Return only the count of lines in which the word "Energy" appears.

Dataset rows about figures
►
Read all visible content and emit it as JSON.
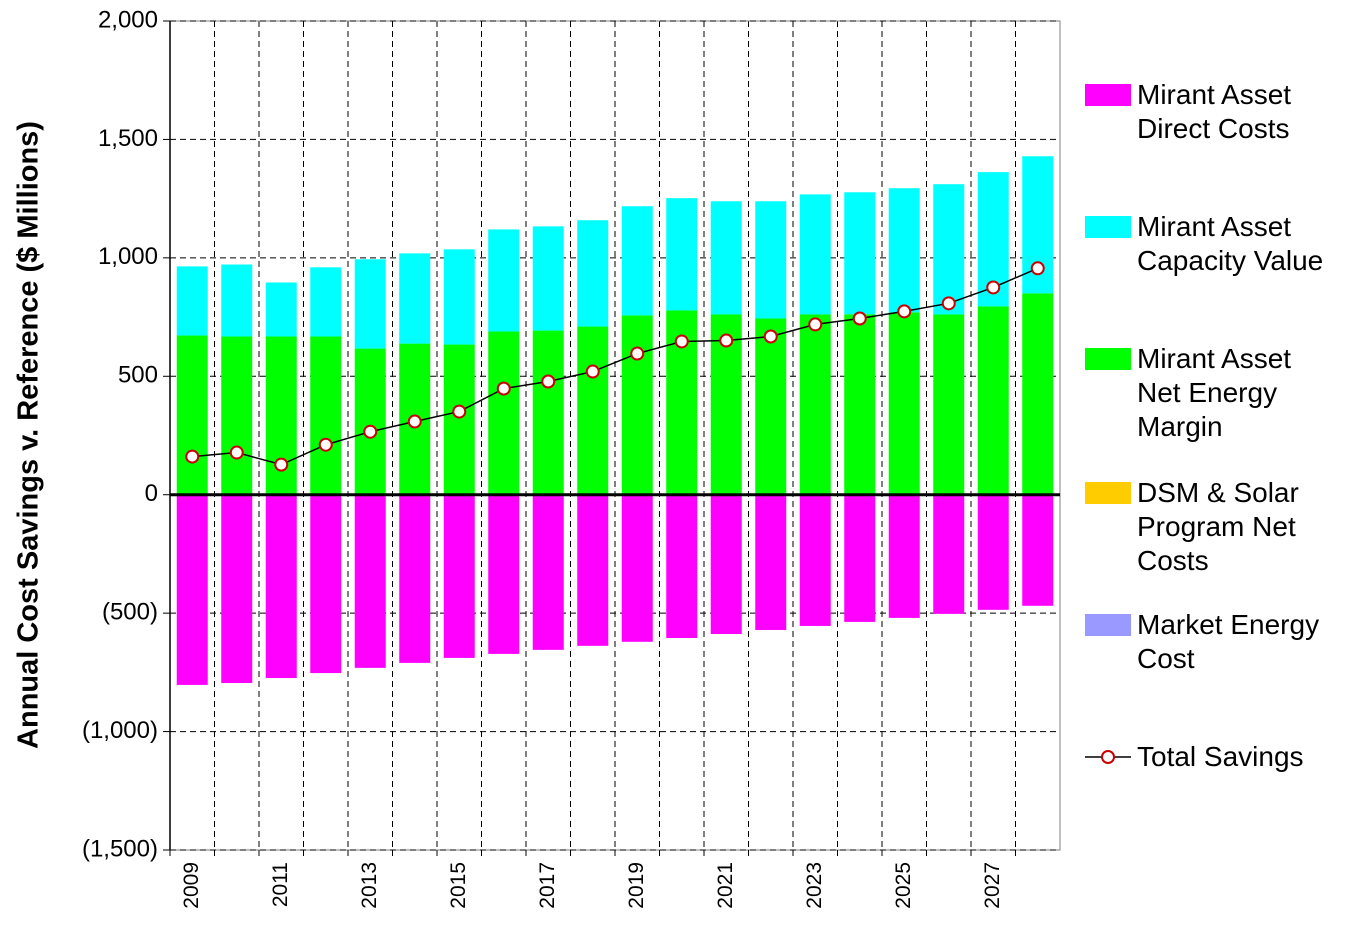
{
  "chart_data": {
    "type": "bar",
    "stacked": true,
    "y_label": "Annual Cost Savings v. Reference ($ Millions)",
    "categories": [
      "2009",
      null,
      "2011",
      null,
      "2013",
      null,
      "2015",
      null,
      "2017",
      null,
      "2019",
      null,
      "2021",
      null,
      "2023",
      null,
      "2025",
      null,
      "2027",
      null
    ],
    "series": [
      {
        "name": "Mirant Asset Direct Costs",
        "color": "#ff00ff",
        "type": "bar",
        "values": [
          -803,
          -795,
          -774,
          -753,
          -731,
          -710,
          -689,
          -672,
          -655,
          -638,
          -621,
          -605,
          -588,
          -571,
          -554,
          -537,
          -520,
          -503,
          -486,
          -469
        ]
      },
      {
        "name": "Mirant Asset Capacity Value",
        "color": "#00ffff",
        "type": "bar",
        "values": [
          292,
          304,
          228,
          292,
          377,
          381,
          402,
          431,
          440,
          449,
          461,
          474,
          478,
          495,
          507,
          515,
          524,
          550,
          567,
          579
        ]
      },
      {
        "name": "Mirant Asset Net Energy Margin",
        "color": "#00ff00",
        "type": "bar",
        "values": [
          672,
          668,
          668,
          668,
          617,
          638,
          634,
          689,
          693,
          710,
          757,
          778,
          761,
          744,
          761,
          762,
          770,
          761,
          795,
          850
        ]
      },
      {
        "name": "DSM & Solar Program Net Costs",
        "color": "#ffcc00",
        "type": "bar",
        "values": [
          0,
          0,
          0,
          0,
          0,
          0,
          0,
          0,
          0,
          0,
          0,
          0,
          0,
          0,
          0,
          0,
          0,
          0,
          0,
          0
        ]
      },
      {
        "name": "Market Energy Cost",
        "color": "#9999ff",
        "type": "bar",
        "values": [
          0,
          0,
          0,
          0,
          0,
          0,
          0,
          0,
          0,
          0,
          0,
          0,
          0,
          0,
          0,
          0,
          0,
          0,
          0,
          0
        ]
      },
      {
        "name": "Total Savings",
        "color": "#000000",
        "marker_color": "#cc0000",
        "type": "line",
        "values": [
          161,
          178,
          127,
          211,
          266,
          309,
          351,
          448,
          478,
          520,
          596,
          647,
          651,
          668,
          719,
          744,
          774,
          808,
          875,
          956
        ]
      }
    ],
    "ylim": [
      -1500,
      2000
    ],
    "yticks": [
      {
        "value": -1500,
        "label": "(1,500)"
      },
      {
        "value": -1000,
        "label": "(1,000)"
      },
      {
        "value": -500,
        "label": "(500)"
      },
      0,
      500,
      {
        "value": 1000,
        "label": "1,000"
      },
      {
        "value": 1500,
        "label": "1,500"
      },
      {
        "value": 2000,
        "label": "2,000"
      }
    ],
    "grid": true,
    "legend": "right"
  }
}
◄
**Correct output**
2